# Second thoughts about buying Generac 24kW standby generator



## Ground Fault (Jun 9, 2020)

Thanks guys for investing your time reading this. I was just about to buy a Generac 24kW air-cooled standby generator this week until they told me that they had sold so many that they could not install it until the 2nd-3rd week in November. Knowing that it wouldn't happen before the end of hurricane season this year I decided to slow things down a bit and think this through a little better. Glad I did. The sales rep was fantastic and knew his stuff, but the reviews I found on the net showed that the Generac standby product had some issues that were compounded by (1) generac support, (2) dealer support, (3) Generac replacement parts service issues, and (4) dealer commitment to stock the necessary parts that usually are at issue in the warranty claims. And I already know from personal experience that the words "Generac" and "quality customer experience" do not belong in the same sentence.

I've had portable generators since the 80's: Coleman 4000-watt, now a backup to my Generac XP8000E, and a Honda EU2000 to run my sensitive office equipment after hurricanes (insurance office). I've also had two air-cooled 1800 rpm Onan's in RVs that are my yardstick by which I measure all other generators. I'm a little older now, about to retire, so I wanted to get a standby because I no longer want to hassle with two barrels of gasoline and their attendant fire and liability risks. That, and if the Lord takes me, I do not want my wife to have to hassle with it either after I am gone. We've previously survived fifteen days without power in Rita (2005) and thirteen days in Ike (2008). In lieu of central A/C, we lug out two 12K Btu and one 6Btu window units and cool the office and bedrooms to be comfortable in the 90-100 degree, 85%+ humidity of coastal East Texas Big Thicket woods. She knows the gas/oil/air filter drill for extended runs like that, and factoring in the window A/C set-up it is a BIG hassle, so why subject her to having to do that?

Goal: From the forum post about buying a Generac standby generator, extract the passage that starts at "Thanks guys for" and ends after "the same sentence.", copying it word for word.

Source material:

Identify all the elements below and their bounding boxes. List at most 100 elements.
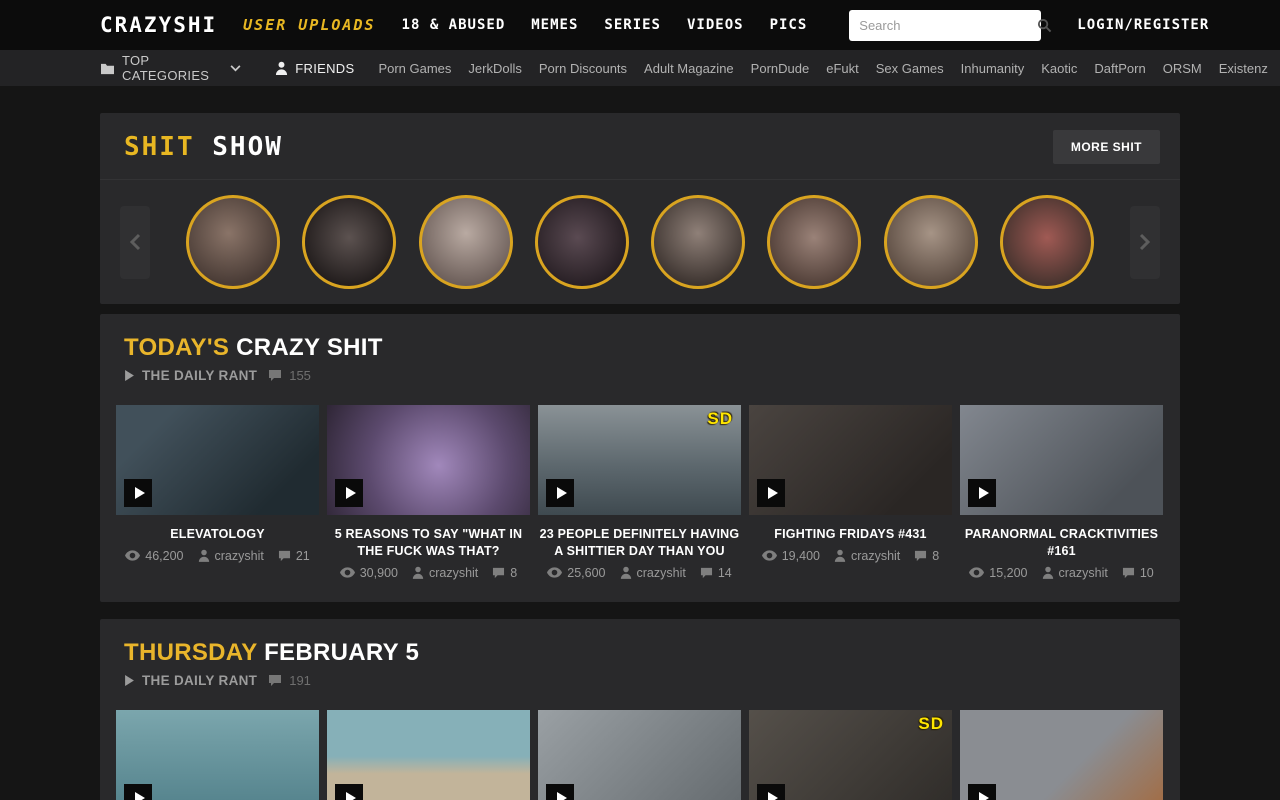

Solution to this exercise:
Thanks guys for investing your time reading this. I was just about to buy a Generac 24kW air-cooled standby generator this week until they told me that they had sold so many that they could not install it until the 2nd-3rd week in November. Knowing that it wouldn't happen before the end of hurricane season this year I decided to slow things down a bit and think this through a little better. Glad I did. The sales rep was fantastic and knew his stuff, but the reviews I found on the net showed that the Generac standby product had some issues that were compounded by (1) generac support, (2) dealer support, (3) Generac replacement parts service issues, and (4) dealer commitment to stock the necessary parts that usually are at issue in the warranty claims. And I already know from personal experience that the words "Generac" and "quality customer experience" do not belong in the same sentence.